EXERCISE AIM |
Using the records below, locate all lines containing "государственных" and return them.

* * *

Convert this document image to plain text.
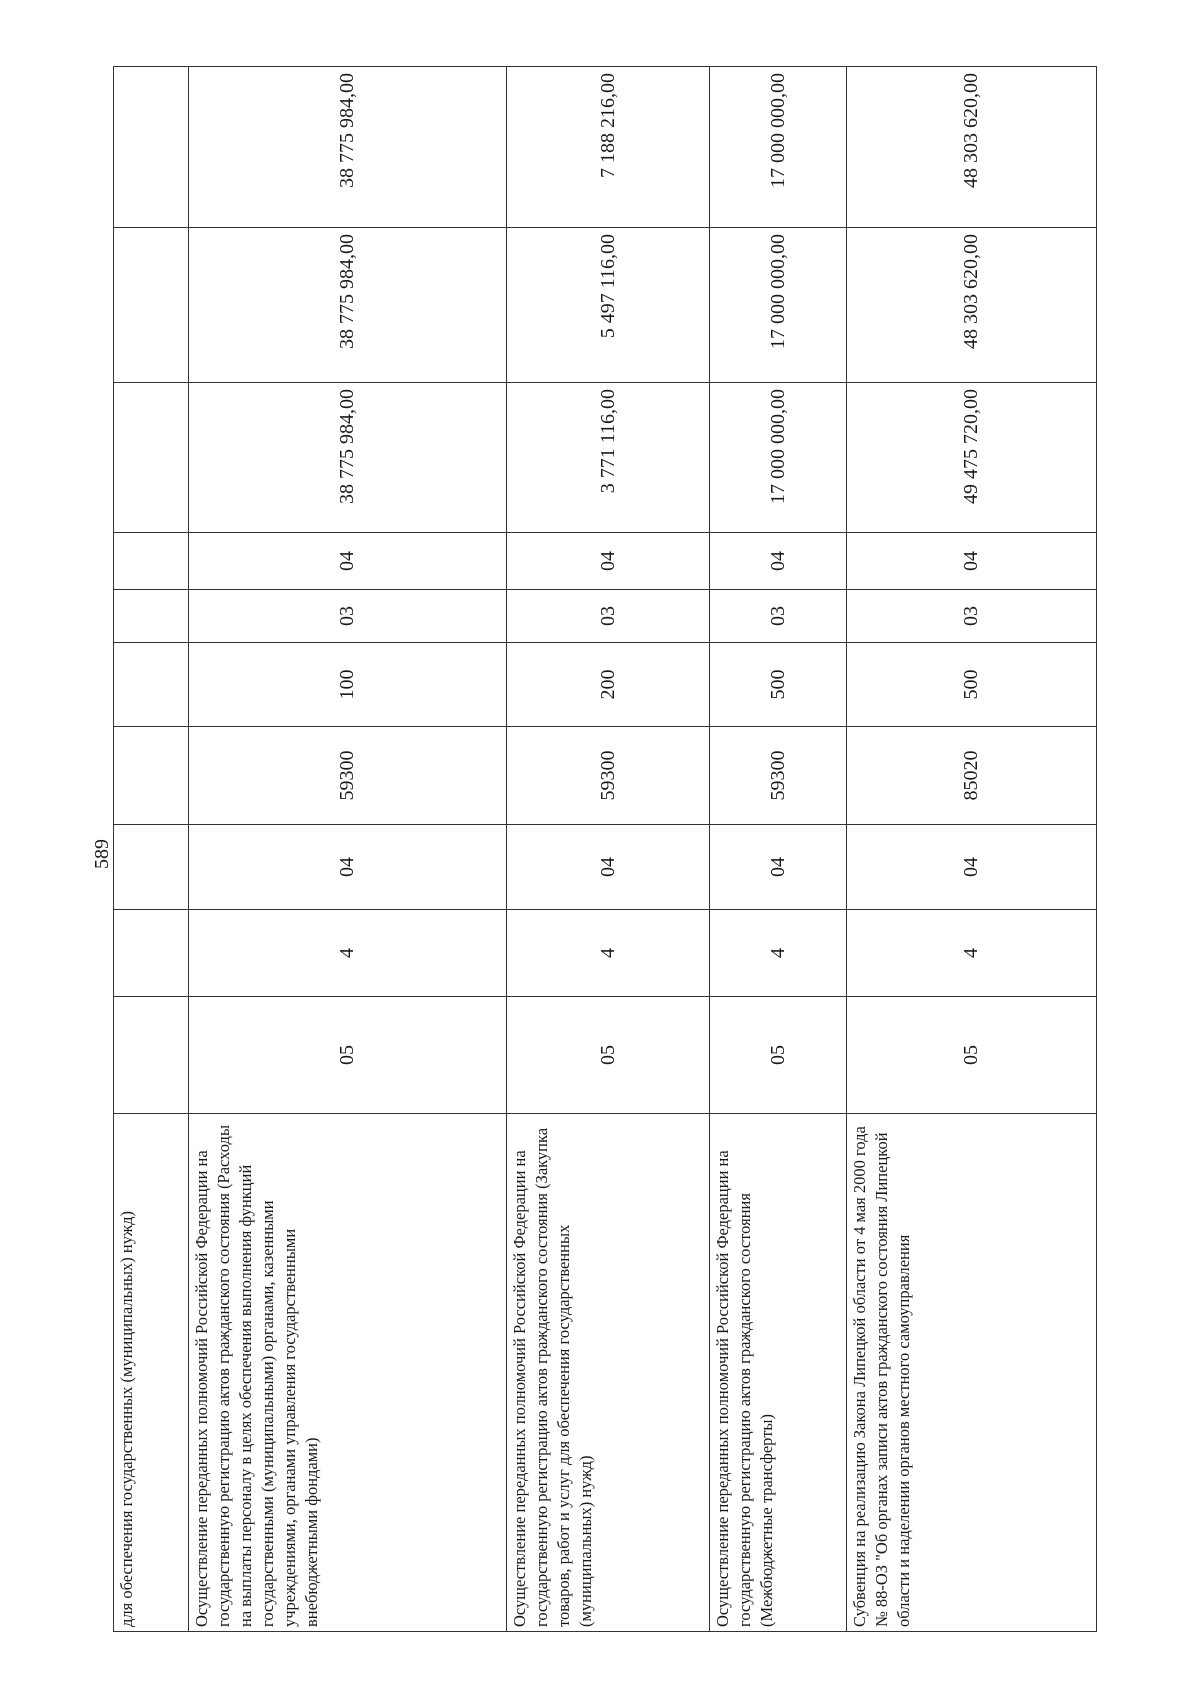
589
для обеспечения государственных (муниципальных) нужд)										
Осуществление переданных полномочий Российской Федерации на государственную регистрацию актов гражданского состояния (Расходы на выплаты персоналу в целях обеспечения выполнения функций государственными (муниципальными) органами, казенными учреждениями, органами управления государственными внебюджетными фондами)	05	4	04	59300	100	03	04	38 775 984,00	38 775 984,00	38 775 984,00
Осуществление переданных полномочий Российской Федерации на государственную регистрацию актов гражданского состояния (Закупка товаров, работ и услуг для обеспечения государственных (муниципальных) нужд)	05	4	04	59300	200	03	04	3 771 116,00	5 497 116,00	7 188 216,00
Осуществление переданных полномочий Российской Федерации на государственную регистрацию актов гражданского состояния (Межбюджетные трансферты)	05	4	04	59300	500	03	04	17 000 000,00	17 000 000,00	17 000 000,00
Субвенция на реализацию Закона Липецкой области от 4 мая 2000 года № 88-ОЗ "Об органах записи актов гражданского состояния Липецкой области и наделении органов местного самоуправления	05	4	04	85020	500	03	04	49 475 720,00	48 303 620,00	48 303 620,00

* * *

COMPLETE ANSWER |
для обеспечения государственных (муниципальных) нужд)										
Осуществление переданных полномочий Российской Федерации на государственную регистрацию актов гражданского состояния (Закупка товаров, работ и услуг для обеспечения государственных (муниципальных) нужд)	05	4	04	59300	200	03	04	3 771 116,00	5 497 116,00	7 188 216,00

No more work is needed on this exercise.